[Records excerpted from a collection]

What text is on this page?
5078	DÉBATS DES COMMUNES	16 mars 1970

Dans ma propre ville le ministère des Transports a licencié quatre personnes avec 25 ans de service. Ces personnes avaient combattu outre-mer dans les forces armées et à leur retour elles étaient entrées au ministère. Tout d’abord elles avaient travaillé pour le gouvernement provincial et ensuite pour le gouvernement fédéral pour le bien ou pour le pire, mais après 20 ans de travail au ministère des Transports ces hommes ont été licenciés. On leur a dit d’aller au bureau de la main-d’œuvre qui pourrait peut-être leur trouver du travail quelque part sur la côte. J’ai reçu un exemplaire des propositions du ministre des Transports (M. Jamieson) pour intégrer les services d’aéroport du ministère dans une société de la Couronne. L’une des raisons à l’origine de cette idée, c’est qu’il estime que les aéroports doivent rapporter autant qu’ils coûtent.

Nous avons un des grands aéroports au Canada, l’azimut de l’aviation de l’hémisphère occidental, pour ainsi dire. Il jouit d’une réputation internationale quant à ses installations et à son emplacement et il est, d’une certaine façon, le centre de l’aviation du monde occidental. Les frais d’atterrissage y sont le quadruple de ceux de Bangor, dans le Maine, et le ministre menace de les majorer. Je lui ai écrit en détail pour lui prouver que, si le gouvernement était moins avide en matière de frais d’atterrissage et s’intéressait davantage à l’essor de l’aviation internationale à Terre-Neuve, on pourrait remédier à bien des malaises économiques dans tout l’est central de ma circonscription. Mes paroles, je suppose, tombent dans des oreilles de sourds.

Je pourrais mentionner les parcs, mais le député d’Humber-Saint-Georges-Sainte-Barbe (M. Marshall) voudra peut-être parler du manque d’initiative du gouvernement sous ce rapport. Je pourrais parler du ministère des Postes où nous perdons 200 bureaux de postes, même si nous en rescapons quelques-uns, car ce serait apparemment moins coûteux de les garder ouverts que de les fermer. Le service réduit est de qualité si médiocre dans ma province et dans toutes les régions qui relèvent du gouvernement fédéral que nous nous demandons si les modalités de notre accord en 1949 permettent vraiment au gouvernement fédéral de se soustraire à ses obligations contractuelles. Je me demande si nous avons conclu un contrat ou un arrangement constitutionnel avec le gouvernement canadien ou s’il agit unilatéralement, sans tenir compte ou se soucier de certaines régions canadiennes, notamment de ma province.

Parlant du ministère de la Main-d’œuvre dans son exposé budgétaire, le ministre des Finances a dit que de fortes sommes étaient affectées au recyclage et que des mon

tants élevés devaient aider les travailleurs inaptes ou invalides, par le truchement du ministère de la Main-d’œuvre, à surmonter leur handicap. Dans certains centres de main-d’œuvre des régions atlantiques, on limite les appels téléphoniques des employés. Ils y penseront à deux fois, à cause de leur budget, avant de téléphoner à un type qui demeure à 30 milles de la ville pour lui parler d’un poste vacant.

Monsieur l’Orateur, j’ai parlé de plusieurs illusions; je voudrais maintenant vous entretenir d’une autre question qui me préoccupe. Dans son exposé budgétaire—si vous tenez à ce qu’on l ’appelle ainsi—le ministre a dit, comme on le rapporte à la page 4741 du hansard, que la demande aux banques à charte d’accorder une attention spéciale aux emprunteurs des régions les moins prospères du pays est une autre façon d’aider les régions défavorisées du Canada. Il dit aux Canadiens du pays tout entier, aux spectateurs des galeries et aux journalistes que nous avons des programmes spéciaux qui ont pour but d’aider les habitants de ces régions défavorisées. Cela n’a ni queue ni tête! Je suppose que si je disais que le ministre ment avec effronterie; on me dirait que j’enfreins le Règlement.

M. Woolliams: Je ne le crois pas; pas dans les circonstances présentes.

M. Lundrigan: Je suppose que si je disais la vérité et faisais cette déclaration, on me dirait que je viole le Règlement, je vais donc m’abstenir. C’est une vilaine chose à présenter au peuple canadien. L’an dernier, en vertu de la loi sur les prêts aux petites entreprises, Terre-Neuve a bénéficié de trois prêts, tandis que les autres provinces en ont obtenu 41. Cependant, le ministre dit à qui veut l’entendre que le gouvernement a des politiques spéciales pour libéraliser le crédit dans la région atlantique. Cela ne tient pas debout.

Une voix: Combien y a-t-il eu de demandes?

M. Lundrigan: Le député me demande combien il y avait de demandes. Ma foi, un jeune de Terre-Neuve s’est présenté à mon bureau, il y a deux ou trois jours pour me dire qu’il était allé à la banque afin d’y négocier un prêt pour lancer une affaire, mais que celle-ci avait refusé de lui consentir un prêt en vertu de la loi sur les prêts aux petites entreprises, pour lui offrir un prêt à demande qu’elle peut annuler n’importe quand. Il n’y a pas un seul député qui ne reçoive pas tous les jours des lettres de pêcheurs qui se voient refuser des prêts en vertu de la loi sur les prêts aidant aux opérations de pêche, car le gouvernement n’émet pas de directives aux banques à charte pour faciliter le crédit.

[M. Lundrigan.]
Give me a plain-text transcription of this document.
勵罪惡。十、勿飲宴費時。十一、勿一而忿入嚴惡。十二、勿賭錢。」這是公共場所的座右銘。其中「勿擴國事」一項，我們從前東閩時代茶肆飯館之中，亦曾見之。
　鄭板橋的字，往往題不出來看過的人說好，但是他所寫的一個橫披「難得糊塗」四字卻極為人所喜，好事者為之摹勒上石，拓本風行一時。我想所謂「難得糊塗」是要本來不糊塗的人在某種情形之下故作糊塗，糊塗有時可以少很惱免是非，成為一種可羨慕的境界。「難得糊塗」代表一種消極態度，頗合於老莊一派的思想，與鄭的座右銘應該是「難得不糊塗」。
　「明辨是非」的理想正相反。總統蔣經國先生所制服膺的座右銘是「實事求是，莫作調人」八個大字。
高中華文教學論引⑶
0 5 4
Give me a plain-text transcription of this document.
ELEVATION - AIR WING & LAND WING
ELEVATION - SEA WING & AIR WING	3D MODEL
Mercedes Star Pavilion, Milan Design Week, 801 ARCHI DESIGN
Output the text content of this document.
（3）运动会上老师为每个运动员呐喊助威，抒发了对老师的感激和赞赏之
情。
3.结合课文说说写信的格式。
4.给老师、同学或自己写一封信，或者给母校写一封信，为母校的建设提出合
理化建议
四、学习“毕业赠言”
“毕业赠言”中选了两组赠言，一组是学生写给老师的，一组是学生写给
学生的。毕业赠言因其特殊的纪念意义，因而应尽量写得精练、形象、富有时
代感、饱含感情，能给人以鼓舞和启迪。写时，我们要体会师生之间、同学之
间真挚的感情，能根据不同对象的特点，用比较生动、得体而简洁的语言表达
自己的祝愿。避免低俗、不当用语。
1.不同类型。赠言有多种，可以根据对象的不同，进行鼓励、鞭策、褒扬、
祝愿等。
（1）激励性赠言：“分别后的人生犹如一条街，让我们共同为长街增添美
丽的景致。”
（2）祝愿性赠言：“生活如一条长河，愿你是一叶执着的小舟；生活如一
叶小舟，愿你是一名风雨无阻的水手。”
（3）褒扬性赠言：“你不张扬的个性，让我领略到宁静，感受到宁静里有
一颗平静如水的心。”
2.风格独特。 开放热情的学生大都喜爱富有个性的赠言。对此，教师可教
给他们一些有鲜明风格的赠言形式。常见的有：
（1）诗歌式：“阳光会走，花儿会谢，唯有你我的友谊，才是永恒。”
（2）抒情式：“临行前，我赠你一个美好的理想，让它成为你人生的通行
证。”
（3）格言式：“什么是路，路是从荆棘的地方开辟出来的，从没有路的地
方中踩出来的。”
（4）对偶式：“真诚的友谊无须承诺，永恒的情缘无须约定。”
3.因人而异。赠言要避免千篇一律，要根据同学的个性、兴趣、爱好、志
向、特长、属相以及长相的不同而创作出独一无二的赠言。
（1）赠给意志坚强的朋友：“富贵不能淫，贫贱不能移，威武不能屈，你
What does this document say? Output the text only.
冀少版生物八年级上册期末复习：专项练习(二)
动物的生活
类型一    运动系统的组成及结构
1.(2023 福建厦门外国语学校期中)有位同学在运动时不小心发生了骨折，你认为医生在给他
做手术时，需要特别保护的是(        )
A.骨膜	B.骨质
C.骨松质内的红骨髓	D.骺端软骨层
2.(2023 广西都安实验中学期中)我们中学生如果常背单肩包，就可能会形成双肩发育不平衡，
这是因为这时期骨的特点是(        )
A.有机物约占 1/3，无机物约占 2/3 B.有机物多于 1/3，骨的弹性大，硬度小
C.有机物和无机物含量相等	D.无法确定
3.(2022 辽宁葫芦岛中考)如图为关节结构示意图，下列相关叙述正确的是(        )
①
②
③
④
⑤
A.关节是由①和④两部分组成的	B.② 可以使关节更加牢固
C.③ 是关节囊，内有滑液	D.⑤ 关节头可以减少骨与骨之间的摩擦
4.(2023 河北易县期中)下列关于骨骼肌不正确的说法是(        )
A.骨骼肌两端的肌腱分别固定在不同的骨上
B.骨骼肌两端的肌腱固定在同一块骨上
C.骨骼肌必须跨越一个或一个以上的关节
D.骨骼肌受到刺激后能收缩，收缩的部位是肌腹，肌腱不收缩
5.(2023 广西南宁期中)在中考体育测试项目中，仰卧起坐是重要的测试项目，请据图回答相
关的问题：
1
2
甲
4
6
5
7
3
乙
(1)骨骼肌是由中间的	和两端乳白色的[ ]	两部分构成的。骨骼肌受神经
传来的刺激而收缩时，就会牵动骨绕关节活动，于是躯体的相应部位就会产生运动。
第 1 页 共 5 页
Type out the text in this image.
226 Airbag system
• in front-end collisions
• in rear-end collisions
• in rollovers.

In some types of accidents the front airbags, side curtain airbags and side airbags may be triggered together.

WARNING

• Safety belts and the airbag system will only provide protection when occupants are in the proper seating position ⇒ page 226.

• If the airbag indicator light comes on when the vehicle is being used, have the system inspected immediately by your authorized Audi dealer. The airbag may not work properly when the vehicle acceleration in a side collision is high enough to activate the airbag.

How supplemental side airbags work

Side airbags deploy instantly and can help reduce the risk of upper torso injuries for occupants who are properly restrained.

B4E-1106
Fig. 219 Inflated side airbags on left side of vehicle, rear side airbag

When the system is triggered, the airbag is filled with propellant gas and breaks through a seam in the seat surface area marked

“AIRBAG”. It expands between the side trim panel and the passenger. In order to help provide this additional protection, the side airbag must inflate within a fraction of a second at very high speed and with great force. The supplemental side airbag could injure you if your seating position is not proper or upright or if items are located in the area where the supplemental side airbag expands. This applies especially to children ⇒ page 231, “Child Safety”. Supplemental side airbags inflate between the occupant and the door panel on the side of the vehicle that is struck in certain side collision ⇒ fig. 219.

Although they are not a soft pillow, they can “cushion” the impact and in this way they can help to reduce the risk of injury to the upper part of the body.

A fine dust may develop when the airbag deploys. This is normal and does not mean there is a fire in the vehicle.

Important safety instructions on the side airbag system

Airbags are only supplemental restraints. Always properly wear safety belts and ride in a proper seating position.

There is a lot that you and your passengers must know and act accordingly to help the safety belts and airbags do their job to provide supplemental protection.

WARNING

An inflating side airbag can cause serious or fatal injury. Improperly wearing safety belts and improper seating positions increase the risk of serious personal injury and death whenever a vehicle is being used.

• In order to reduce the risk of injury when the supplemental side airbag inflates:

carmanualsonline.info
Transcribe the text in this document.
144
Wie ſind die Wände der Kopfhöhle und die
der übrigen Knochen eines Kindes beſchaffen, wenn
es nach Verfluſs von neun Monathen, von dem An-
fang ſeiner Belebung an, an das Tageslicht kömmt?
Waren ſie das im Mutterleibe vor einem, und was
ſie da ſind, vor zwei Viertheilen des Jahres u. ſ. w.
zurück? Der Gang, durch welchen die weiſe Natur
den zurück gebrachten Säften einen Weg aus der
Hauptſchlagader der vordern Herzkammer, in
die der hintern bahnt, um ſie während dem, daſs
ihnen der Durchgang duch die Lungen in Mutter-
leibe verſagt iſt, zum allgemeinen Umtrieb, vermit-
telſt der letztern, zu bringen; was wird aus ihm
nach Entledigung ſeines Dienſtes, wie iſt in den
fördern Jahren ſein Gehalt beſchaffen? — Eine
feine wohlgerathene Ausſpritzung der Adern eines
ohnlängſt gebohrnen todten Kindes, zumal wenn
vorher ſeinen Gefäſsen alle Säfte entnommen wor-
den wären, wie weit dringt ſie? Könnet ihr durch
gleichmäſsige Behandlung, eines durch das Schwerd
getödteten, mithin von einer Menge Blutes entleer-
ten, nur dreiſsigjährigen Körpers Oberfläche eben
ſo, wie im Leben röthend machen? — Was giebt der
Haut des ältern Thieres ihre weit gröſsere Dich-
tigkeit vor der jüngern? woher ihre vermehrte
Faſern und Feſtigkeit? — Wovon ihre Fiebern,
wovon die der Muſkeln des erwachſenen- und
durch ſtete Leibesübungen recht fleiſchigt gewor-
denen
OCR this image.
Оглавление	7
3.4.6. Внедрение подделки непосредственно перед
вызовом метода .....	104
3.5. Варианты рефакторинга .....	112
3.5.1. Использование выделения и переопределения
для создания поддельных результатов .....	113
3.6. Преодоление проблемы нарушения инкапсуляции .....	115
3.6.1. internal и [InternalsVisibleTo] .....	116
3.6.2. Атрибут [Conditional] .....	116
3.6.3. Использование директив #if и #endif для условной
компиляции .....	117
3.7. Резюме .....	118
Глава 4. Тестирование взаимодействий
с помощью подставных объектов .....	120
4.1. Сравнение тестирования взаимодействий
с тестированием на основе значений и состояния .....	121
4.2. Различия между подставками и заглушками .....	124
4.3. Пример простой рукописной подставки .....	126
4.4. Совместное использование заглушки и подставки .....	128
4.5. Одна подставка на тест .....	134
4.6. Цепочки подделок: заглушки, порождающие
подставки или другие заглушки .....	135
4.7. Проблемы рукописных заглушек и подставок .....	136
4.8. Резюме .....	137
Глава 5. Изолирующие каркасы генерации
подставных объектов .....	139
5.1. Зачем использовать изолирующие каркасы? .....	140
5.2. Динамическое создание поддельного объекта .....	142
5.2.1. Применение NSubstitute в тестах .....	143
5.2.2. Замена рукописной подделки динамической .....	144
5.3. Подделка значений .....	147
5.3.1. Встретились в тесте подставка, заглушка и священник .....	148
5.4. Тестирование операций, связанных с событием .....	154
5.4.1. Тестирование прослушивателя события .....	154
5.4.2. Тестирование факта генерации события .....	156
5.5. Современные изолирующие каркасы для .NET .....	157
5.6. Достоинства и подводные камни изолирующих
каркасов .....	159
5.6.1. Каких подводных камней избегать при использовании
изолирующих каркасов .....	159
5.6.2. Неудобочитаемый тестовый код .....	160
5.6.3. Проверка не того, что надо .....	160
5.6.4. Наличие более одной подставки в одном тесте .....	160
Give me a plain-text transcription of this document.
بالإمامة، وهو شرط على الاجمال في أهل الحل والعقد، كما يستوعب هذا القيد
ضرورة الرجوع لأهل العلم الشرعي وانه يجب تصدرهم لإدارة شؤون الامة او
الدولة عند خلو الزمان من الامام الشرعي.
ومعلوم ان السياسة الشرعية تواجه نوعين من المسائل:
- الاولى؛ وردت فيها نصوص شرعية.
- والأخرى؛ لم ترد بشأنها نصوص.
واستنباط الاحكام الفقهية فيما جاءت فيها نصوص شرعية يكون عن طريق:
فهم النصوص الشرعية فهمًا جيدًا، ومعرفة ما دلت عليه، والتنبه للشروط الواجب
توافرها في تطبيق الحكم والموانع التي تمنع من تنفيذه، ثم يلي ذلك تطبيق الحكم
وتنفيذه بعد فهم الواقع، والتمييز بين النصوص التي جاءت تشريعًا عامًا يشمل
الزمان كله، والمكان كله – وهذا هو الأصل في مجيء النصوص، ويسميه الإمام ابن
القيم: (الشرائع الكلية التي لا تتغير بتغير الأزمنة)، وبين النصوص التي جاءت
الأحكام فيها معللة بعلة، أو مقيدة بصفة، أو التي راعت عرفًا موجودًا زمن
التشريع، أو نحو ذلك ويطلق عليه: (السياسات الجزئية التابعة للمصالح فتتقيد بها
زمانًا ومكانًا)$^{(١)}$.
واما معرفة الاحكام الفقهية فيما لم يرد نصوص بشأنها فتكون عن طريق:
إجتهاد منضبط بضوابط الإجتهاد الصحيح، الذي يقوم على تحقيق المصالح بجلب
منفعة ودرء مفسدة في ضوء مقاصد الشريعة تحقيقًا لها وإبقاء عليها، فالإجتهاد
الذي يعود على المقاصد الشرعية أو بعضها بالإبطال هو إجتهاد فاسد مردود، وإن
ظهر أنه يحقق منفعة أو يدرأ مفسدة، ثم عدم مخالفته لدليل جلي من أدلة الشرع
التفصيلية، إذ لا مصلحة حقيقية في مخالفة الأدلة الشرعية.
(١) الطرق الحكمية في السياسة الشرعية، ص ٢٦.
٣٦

- [Given exercise]
Copy out every line with the word "beſchaffen".

- [Exercise solution]
der übrigen Knochen eines Kindes beſchaffen, wenn
fördern Jahren ſein Gehalt beſchaffen? — Eine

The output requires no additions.